* _Instructions for the task_
Each record below should be repeated precisely as written.

* _Listed entries_

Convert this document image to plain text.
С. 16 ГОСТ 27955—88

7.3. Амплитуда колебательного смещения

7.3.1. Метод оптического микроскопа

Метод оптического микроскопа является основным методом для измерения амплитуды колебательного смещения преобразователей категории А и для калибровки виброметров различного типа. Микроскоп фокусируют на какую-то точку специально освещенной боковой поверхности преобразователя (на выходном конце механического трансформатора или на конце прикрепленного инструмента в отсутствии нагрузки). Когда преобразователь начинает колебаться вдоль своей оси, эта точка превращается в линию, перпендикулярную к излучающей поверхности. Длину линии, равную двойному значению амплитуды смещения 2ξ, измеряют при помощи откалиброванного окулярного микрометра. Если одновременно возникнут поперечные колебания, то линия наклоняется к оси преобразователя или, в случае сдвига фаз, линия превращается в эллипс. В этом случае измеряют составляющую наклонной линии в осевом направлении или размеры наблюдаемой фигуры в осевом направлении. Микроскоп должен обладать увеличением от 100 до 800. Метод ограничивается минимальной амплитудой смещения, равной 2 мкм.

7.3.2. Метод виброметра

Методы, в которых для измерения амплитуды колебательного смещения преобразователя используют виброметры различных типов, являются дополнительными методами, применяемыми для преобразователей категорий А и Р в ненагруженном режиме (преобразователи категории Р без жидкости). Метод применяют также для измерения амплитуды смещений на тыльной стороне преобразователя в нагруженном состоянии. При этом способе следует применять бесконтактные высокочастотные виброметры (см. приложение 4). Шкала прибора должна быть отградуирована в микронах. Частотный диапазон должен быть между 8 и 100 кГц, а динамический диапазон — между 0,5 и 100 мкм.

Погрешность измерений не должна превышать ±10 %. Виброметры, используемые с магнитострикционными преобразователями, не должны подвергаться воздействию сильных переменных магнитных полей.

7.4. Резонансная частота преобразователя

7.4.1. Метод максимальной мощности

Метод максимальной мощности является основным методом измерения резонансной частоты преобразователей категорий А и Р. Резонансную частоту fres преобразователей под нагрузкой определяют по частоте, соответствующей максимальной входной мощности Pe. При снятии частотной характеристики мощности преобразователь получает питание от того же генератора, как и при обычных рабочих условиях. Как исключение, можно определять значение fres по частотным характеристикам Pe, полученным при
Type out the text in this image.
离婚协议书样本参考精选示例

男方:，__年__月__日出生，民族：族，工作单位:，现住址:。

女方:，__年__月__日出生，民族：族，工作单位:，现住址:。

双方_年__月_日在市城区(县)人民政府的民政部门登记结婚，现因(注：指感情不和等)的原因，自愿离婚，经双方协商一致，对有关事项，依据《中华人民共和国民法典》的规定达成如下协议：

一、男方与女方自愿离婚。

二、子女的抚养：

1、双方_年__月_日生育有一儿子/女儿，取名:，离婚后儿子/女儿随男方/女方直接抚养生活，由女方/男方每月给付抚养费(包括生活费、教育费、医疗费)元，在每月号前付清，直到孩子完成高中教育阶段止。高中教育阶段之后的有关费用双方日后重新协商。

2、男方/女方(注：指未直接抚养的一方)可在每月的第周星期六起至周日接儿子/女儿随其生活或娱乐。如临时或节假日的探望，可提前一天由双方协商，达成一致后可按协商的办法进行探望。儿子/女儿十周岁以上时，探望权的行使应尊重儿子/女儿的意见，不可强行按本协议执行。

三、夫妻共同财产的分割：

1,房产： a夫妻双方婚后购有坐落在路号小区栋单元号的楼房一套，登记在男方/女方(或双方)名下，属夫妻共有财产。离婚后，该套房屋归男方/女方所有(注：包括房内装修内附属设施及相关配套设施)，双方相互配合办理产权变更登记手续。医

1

* _Worked solution_
Convert this document image to plain text.
С. 16 ГОСТ 27955—88

7.3. Амплитуда колебательного смещения

7.3.1. Метод оптического микроскопа

Метод оптического микроскопа является основным методом для измерения амплитуды колебательного смещения преобразователей категории А и для калибровки виброметров различного типа. Микроскоп фокусируют на какую-то точку специально освещенной боковой поверхности преобразователя (на выходном конце механического трансформатора или на конце прикрепленного инструмента в отсутствии нагрузки). Когда преобразователь начинает колебаться вдоль своей оси, эта точка превращается в линию, перпендикулярную к излучающей поверхности. Длину линии, равную двойному значению амплитуды смещения 2ξ, измеряют при помощи откалиброванного окулярного микрометра. Если одновременно возникнут поперечные колебания, то линия наклоняется к оси преобразователя или, в случае сдвига фаз, линия превращается в эллипс. В этом случае измеряют составляющую наклонной линии в осевом направлении или размеры наблюдаемой фигуры в осевом направлении. Микроскоп должен обладать увеличением от 100 до 800. Метод ограничивается минимальной амплитудой смещения, равной 2 мкм.

7.3.2. Метод виброметра

Методы, в которых для измерения амплитуды колебательного смещения преобразователя используют виброметры различных типов, являются дополнительными методами, применяемыми для преобразователей категорий А и Р в ненагруженном режиме (преобразователи категории Р без жидкости). Метод применяют также для измерения амплитуды смещений на тыльной стороне преобразователя в нагруженном состоянии. При этом способе следует применять бесконтактные высокочастотные виброметры (см. приложение 4). Шкала прибора должна быть отградуирована в микронах. Частотный диапазон должен быть между 8 и 100 кГц, а динамический диапазон — между 0,5 и 100 мкм.

Погрешность измерений не должна превышать ±10 %. Виброметры, используемые с магнитострикционными преобразователями, не должны подвергаться воздействию сильных переменных магнитных полей.

7.4. Резонансная частота преобразователя

7.4.1. Метод максимальной мощности

Метод максимальной мощности является основным методом измерения резонансной частоты преобразователей категорий А и Р. Резонансную частоту fres преобразователей под нагрузкой определяют по частоте, соответствующей максимальной входной мощности Pe. При снятии частотной характеристики мощности преобразователь получает питание от того же генератора, как и при обычных рабочих условиях. Как исключение, можно определять значение fres по частотным характеристикам Pe, полученным при
Type out the text in this image.
离婚协议书样本参考精选示例

男方:，__年__月__日出生，民族：族，工作单位:，现住址:。

女方:，__年__月__日出生，民族：族，工作单位:，现住址:。

双方_年__月_日在市城区(县)人民政府的民政部门登记结婚，现因(注：指感情不和等)的原因，自愿离婚，经双方协商一致，对有关事项，依据《中华人民共和国民法典》的规定达成如下协议：

一、男方与女方自愿离婚。

二、子女的抚养：

1、双方_年__月_日生育有一儿子/女儿，取名:，离婚后儿子/女儿随男方/女方直接抚养生活，由女方/男方每月给付抚养费(包括生活费、教育费、医疗费)元，在每月号前付清，直到孩子完成高中教育阶段止。高中教育阶段之后的有关费用双方日后重新协商。

2、男方/女方(注：指未直接抚养的一方)可在每月的第周星期六起至周日接儿子/女儿随其生活或娱乐。如临时或节假日的探望，可提前一天由双方协商，达成一致后可按协商的办法进行探望。儿子/女儿十周岁以上时，探望权的行使应尊重儿子/女儿的意见，不可强行按本协议执行。

三、夫妻共同财产的分割：

1,房产： a夫妻双方婚后购有坐落在路号小区栋单元号的楼房一套，登记在男方/女方(或双方)名下，属夫妻共有财产。离婚后，该套房屋归男方/女方所有(注：包括房内装修内附属设施及相关配套设施)，双方相互配合办理产权变更登记手续。医

1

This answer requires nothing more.